*Work required:* Return the material word for word. Do not include the pictures.

*Extracts from a graphics dataset:*
begin
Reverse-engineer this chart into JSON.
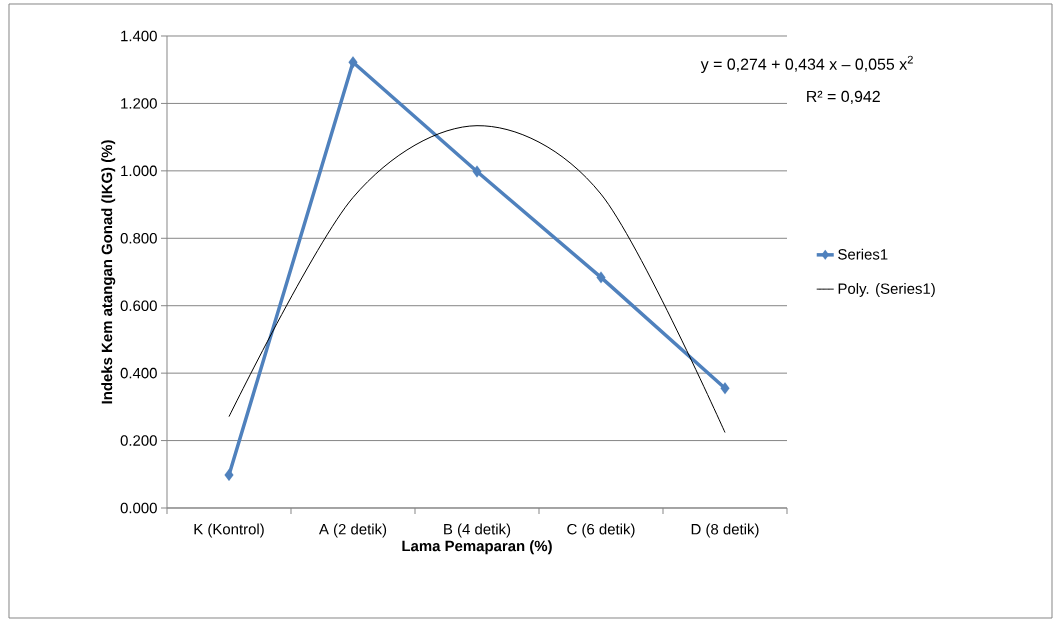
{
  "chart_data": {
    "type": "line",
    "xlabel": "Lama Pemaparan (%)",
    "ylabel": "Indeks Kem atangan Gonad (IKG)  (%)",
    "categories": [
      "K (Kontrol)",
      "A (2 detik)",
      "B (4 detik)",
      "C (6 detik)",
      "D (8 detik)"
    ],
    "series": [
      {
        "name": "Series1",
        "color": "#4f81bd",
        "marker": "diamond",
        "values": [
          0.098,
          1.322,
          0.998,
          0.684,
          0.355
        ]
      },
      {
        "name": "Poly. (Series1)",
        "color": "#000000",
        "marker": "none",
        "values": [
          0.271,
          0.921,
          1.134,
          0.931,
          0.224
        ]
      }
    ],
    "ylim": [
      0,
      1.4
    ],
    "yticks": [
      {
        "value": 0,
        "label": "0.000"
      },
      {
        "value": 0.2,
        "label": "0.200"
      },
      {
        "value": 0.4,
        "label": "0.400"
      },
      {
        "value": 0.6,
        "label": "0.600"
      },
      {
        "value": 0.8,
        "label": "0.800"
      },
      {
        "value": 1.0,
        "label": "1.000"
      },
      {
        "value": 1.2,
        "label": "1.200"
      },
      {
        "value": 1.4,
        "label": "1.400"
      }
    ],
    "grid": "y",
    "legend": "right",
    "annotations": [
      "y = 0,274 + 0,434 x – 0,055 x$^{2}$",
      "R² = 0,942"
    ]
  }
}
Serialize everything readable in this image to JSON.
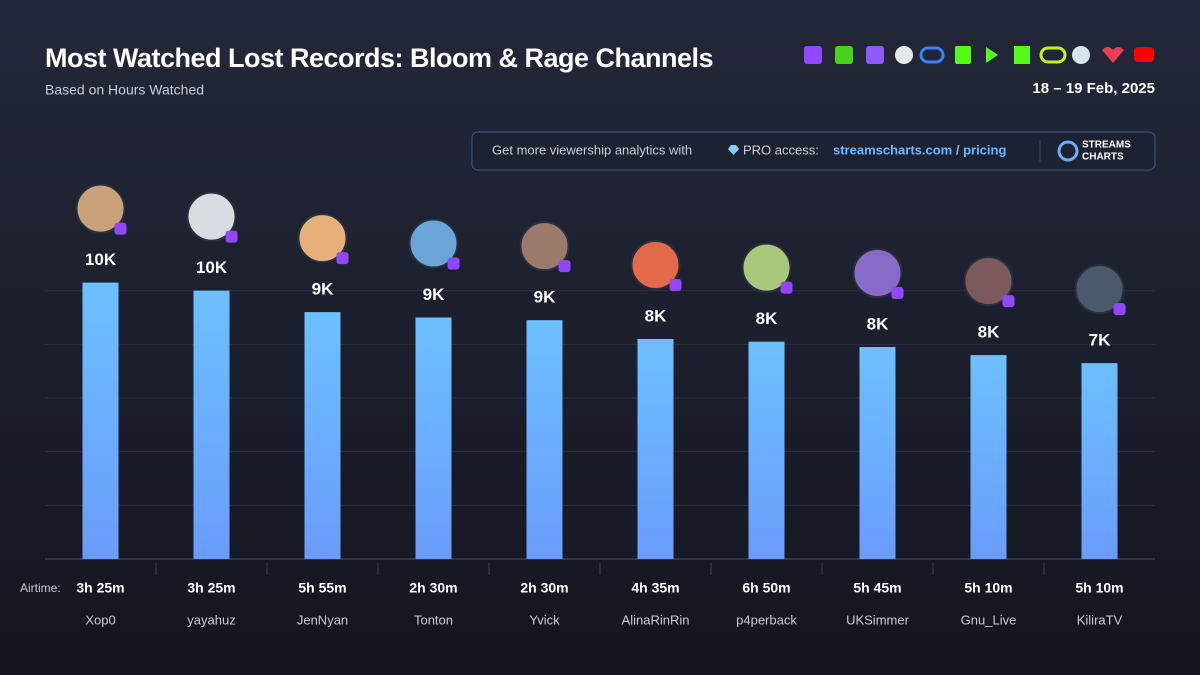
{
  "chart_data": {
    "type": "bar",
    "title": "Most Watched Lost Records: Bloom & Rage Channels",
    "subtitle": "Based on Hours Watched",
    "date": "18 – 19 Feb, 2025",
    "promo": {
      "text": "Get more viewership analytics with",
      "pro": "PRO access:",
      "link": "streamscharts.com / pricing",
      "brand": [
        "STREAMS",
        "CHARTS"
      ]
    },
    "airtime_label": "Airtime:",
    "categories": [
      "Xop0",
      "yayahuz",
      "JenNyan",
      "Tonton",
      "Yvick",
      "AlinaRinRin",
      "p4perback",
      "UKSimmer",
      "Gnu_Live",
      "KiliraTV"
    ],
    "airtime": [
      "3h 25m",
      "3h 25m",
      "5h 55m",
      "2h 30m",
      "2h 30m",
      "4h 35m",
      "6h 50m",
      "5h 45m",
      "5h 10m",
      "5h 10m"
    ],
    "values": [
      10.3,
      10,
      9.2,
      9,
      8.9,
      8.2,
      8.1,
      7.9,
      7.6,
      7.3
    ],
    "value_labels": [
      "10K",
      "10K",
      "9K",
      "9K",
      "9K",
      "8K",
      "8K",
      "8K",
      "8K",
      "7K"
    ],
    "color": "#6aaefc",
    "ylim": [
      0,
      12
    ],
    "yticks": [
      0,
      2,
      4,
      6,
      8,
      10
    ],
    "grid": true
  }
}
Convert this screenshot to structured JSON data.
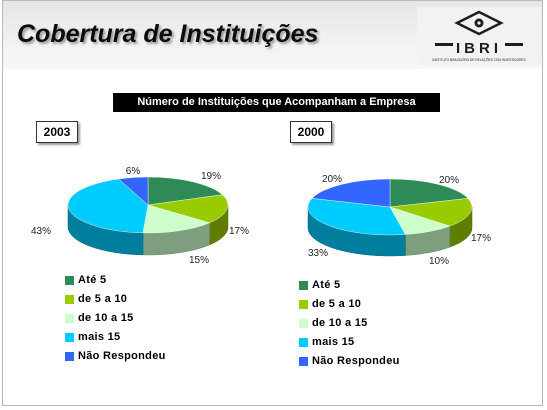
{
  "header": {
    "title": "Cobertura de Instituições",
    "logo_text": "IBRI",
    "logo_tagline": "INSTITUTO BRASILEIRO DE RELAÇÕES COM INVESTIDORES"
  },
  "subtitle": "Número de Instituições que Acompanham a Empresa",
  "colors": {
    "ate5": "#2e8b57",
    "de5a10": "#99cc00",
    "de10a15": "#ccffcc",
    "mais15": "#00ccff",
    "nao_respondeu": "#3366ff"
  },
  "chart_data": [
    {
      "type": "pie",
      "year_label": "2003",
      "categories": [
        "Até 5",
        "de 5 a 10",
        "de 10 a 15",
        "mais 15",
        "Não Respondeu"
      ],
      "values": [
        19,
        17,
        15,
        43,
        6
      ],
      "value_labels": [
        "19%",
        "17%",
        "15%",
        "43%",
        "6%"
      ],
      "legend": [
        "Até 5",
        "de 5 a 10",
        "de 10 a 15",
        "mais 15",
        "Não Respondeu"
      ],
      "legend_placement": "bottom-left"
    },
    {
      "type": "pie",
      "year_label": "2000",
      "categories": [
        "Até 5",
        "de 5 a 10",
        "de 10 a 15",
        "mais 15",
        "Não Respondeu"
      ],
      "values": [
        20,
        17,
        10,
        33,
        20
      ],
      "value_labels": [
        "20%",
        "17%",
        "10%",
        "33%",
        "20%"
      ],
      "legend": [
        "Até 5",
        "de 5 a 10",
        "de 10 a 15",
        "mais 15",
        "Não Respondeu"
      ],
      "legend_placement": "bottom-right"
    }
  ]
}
end
*Result below:*
Reverse-engineer this chart into JSON.
{
  "chart_data": {
    "type": "line",
    "xlabel": "Lama Pemaparan (%)",
    "ylabel": "Indeks Kem atangan Gonad (IKG)  (%)",
    "categories": [
      "K (Kontrol)",
      "A (2 detik)",
      "B (4 detik)",
      "C (6 detik)",
      "D (8 detik)"
    ],
    "series": [
      {
        "name": "Series1",
        "color": "#4f81bd",
        "marker": "diamond",
        "values": [
          0.098,
          1.322,
          0.998,
          0.684,
          0.355
        ]
      },
      {
        "name": "Poly. (Series1)",
        "color": "#000000",
        "marker": "none",
        "values": [
          0.271,
          0.921,
          1.134,
          0.931,
          0.224
        ]
      }
    ],
    "ylim": [
      0,
      1.4
    ],
    "yticks": [
      {
        "value": 0,
        "label": "0.000"
      },
      {
        "value": 0.2,
        "label": "0.200"
      },
      {
        "value": 0.4,
        "label": "0.400"
      },
      {
        "value": 0.6,
        "label": "0.600"
      },
      {
        "value": 0.8,
        "label": "0.800"
      },
      {
        "value": 1.0,
        "label": "1.000"
      },
      {
        "value": 1.2,
        "label": "1.200"
      },
      {
        "value": 1.4,
        "label": "1.400"
      }
    ],
    "grid": "y",
    "legend": "right",
    "annotations": [
      "y = 0,274 + 0,434 x – 0,055 x$^{2}$",
      "R² = 0,942"
    ]
  }
}
Serialize everything readable in this image to JSON.
{
  "chart_data": {
    "type": "bar",
    "title": "Most Watched Lost Records: Bloom & Rage Channels",
    "subtitle": "Based on Hours Watched",
    "date": "18 – 19 Feb, 2025",
    "promo": {
      "text": "Get more viewership analytics with",
      "pro": "PRO access:",
      "link": "streamscharts.com / pricing",
      "brand": [
        "STREAMS",
        "CHARTS"
      ]
    },
    "airtime_label": "Airtime:",
    "categories": [
      "Xop0",
      "yayahuz",
      "JenNyan",
      "Tonton",
      "Yvick",
      "AlinaRinRin",
      "p4perback",
      "UKSimmer",
      "Gnu_Live",
      "KiliraTV"
    ],
    "airtime": [
      "3h 25m",
      "3h 25m",
      "5h 55m",
      "2h 30m",
      "2h 30m",
      "4h 35m",
      "6h 50m",
      "5h 45m",
      "5h 10m",
      "5h 10m"
    ],
    "values": [
      10.3,
      10,
      9.2,
      9,
      8.9,
      8.2,
      8.1,
      7.9,
      7.6,
      7.3
    ],
    "value_labels": [
      "10K",
      "10K",
      "9K",
      "9K",
      "9K",
      "8K",
      "8K",
      "8K",
      "8K",
      "7K"
    ],
    "color": "#6aaefc",
    "ylim": [
      0,
      12
    ],
    "yticks": [
      0,
      2,
      4,
      6,
      8,
      10
    ],
    "grid": true
  }
}
Convert this screenshot to structured JSON data.
{
  "header": {
    "title": "Cobertura de Instituições",
    "logo_text": "IBRI",
    "logo_tagline": "INSTITUTO BRASILEIRO DE RELAÇÕES COM INVESTIDORES"
  },
  "subtitle": "Número de Instituições que Acompanham a Empresa",
  "colors": {
    "ate5": "#2e8b57",
    "de5a10": "#99cc00",
    "de10a15": "#ccffcc",
    "mais15": "#00ccff",
    "nao_respondeu": "#3366ff"
  },
  "chart_data": [
    {
      "type": "pie",
      "year_label": "2003",
      "categories": [
        "Até 5",
        "de 5 a 10",
        "de 10 a 15",
        "mais 15",
        "Não Respondeu"
      ],
      "values": [
        19,
        17,
        15,
        43,
        6
      ],
      "value_labels": [
        "19%",
        "17%",
        "15%",
        "43%",
        "6%"
      ],
      "legend": [
        "Até 5",
        "de 5 a 10",
        "de 10 a 15",
        "mais 15",
        "Não Respondeu"
      ],
      "legend_placement": "bottom-left"
    },
    {
      "type": "pie",
      "year_label": "2000",
      "categories": [
        "Até 5",
        "de 5 a 10",
        "de 10 a 15",
        "mais 15",
        "Não Respondeu"
      ],
      "values": [
        20,
        17,
        10,
        33,
        20
      ],
      "value_labels": [
        "20%",
        "17%",
        "10%",
        "33%",
        "20%"
      ],
      "legend": [
        "Até 5",
        "de 5 a 10",
        "de 10 a 15",
        "mais 15",
        "Não Respondeu"
      ],
      "legend_placement": "bottom-right"
    }
  ]
}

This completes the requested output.